-------- The input

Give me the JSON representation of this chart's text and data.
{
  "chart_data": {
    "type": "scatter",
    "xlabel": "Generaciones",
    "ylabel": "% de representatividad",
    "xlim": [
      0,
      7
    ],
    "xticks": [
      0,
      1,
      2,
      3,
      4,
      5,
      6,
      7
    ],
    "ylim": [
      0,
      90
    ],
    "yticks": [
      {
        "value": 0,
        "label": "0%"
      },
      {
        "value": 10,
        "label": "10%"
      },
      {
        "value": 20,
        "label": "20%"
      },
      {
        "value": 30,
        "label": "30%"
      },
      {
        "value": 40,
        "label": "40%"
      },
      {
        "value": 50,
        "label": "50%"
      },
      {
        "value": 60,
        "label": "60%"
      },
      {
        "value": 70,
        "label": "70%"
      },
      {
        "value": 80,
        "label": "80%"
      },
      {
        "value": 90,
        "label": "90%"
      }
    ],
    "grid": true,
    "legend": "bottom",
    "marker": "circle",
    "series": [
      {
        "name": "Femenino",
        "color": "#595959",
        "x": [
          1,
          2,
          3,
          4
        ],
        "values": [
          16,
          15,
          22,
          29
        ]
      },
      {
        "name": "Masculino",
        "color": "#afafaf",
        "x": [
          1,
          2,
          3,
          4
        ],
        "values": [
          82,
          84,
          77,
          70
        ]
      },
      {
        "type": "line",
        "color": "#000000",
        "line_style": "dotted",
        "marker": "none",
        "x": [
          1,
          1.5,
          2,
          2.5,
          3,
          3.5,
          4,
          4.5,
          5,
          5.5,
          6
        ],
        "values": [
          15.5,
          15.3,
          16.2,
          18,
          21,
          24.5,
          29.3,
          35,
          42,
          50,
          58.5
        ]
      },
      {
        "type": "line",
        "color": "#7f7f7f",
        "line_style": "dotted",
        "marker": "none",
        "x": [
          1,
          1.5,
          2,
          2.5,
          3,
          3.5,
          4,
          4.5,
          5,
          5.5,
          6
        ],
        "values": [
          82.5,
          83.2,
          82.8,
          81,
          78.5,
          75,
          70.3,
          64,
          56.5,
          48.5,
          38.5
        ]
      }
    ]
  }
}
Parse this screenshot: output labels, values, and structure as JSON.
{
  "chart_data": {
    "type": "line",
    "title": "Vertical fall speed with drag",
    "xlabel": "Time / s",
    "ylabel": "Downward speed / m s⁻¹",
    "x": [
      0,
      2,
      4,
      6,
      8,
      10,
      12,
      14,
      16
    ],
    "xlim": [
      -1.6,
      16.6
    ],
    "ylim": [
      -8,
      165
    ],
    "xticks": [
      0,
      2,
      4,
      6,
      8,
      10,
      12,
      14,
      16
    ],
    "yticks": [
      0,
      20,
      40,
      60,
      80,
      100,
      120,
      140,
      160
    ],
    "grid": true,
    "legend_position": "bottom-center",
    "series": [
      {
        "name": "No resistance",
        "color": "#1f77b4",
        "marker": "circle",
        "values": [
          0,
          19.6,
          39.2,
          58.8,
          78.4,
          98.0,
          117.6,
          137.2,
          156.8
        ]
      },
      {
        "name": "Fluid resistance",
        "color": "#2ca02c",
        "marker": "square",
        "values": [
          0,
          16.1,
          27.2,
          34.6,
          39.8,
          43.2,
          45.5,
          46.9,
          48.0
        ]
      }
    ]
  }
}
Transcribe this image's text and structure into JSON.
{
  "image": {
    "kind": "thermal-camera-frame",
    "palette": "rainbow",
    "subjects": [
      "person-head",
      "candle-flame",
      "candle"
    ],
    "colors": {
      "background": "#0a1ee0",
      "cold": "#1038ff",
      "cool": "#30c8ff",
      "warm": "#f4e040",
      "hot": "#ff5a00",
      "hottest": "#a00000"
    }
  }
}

----------------

Return all of the data word for word.

Task answer:
Give me the JSON representation of this chart's text and data.
{
  "chart_data": {
    "type": "scatter",
    "xlabel": "Generaciones",
    "ylabel": "% de representatividad",
    "xlim": [
      0,
      7
    ],
    "xticks": [
      0,
      1,
      2,
      3,
      4,
      5,
      6,
      7
    ],
    "ylim": [
      0,
      90
    ],
    "yticks": [
      {
        "value": 0,
        "label": "0%"
      },
      {
        "value": 10,
        "label": "10%"
      },
      {
        "value": 20,
        "label": "20%"
      },
      {
        "value": 30,
        "label": "30%"
      },
      {
        "value": 40,
        "label": "40%"
      },
      {
        "value": 50,
        "label": "50%"
      },
      {
        "value": 60,
        "label": "60%"
      },
      {
        "value": 70,
        "label": "70%"
      },
      {
        "value": 80,
        "label": "80%"
      },
      {
        "value": 90,
        "label": "90%"
      }
    ],
    "grid": true,
    "legend": "bottom",
    "marker": "circle",
    "series": [
      {
        "name": "Femenino",
        "color": "#595959",
        "x": [
          1,
          2,
          3,
          4
        ],
        "values": [
          16,
          15,
          22,
          29
        ]
      },
      {
        "name": "Masculino",
        "color": "#afafaf",
        "x": [
          1,
          2,
          3,
          4
        ],
        "values": [
          82,
          84,
          77,
          70
        ]
      },
      {
        "type": "line",
        "color": "#000000",
        "line_style": "dotted",
        "marker": "none",
        "x": [
          1,
          1.5,
          2,
          2.5,
          3,
          3.5,
          4,
          4.5,
          5,
          5.5,
          6
        ],
        "values": [
          15.5,
          15.3,
          16.2,
          18,
          21,
          24.5,
          29.3,
          35,
          42,
          50,
          58.5
        ]
      },
      {
        "type": "line",
        "color": "#7f7f7f",
        "line_style": "dotted",
        "marker": "none",
        "x": [
          1,
          1.5,
          2,
          2.5,
          3,
          3.5,
          4,
          4.5,
          5,
          5.5,
          6
        ],
        "values": [
          82.5,
          83.2,
          82.8,
          81,
          78.5,
          75,
          70.3,
          64,
          56.5,
          48.5,
          38.5
        ]
      }
    ]
  }
}
Parse this screenshot: output labels, values, and structure as JSON.
{
  "chart_data": {
    "type": "line",
    "title": "Vertical fall speed with drag",
    "xlabel": "Time / s",
    "ylabel": "Downward speed / m s⁻¹",
    "x": [
      0,
      2,
      4,
      6,
      8,
      10,
      12,
      14,
      16
    ],
    "xlim": [
      -1.6,
      16.6
    ],
    "ylim": [
      -8,
      165
    ],
    "xticks": [
      0,
      2,
      4,
      6,
      8,
      10,
      12,
      14,
      16
    ],
    "yticks": [
      0,
      20,
      40,
      60,
      80,
      100,
      120,
      140,
      160
    ],
    "grid": true,
    "legend_position": "bottom-center",
    "series": [
      {
        "name": "No resistance",
        "color": "#1f77b4",
        "marker": "circle",
        "values": [
          0,
          19.6,
          39.2,
          58.8,
          78.4,
          98.0,
          117.6,
          137.2,
          156.8
        ]
      },
      {
        "name": "Fluid resistance",
        "color": "#2ca02c",
        "marker": "square",
        "values": [
          0,
          16.1,
          27.2,
          34.6,
          39.8,
          43.2,
          45.5,
          46.9,
          48.0
        ]
      }
    ]
  }
}
Transcribe this image's text and structure into JSON.
{
  "image": {
    "kind": "thermal-camera-frame",
    "palette": "rainbow",
    "subjects": [
      "person-head",
      "candle-flame",
      "candle"
    ],
    "colors": {
      "background": "#0a1ee0",
      "cold": "#1038ff",
      "cool": "#30c8ff",
      "warm": "#f4e040",
      "hot": "#ff5a00",
      "hottest": "#a00000"
    }
  }
}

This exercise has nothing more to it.